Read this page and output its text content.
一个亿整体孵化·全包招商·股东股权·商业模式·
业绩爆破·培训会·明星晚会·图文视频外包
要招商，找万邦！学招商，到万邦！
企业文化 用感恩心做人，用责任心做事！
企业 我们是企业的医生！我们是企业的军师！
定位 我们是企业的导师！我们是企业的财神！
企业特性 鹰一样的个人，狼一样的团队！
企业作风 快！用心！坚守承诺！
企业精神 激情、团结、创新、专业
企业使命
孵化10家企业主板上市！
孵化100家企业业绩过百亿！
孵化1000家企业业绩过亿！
..........
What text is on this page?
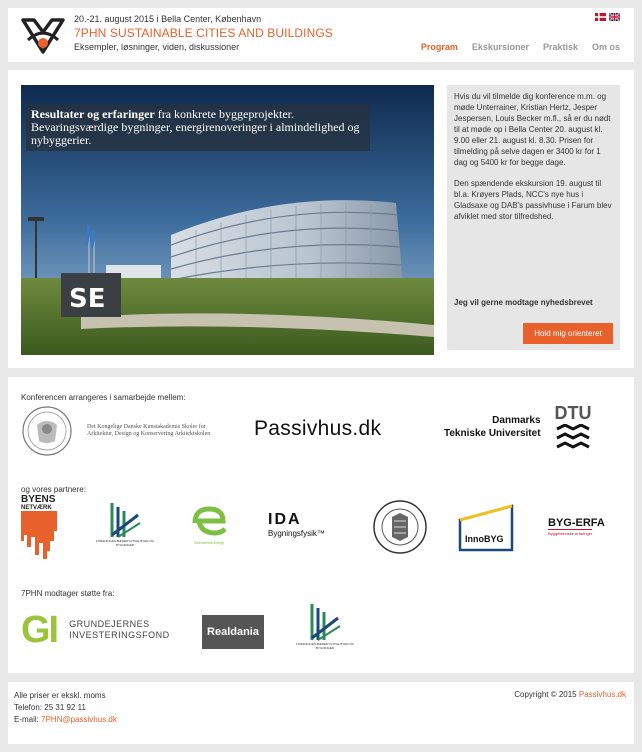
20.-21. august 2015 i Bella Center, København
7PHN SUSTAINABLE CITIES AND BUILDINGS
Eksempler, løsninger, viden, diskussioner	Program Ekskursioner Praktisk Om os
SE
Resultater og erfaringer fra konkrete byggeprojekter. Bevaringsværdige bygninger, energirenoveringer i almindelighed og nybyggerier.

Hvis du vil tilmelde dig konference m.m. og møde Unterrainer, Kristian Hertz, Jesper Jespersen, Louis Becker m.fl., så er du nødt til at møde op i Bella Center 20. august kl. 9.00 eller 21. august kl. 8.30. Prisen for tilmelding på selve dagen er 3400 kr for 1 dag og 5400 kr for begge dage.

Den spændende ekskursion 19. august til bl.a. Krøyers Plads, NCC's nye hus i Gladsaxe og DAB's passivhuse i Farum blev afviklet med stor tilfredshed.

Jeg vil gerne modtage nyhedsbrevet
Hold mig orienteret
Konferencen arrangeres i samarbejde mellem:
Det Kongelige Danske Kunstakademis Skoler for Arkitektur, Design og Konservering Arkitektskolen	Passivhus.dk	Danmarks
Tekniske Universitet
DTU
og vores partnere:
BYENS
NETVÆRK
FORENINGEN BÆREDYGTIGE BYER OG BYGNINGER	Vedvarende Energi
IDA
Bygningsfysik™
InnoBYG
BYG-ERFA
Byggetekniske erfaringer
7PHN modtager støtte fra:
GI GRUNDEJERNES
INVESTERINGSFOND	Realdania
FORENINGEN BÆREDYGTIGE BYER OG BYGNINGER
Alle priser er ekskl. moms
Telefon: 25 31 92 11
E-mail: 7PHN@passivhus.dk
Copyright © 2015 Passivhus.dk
..........
» What is required
From the records above, copy every line that holds the word "erfaringer".

» Answer for the task
Resultater og erfaringer fra konkrete byggeprojekter. Bevaringsværdige bygninger, energirenoveringer i almindelighed og nybyggerier.
Byggetekniske erfaringer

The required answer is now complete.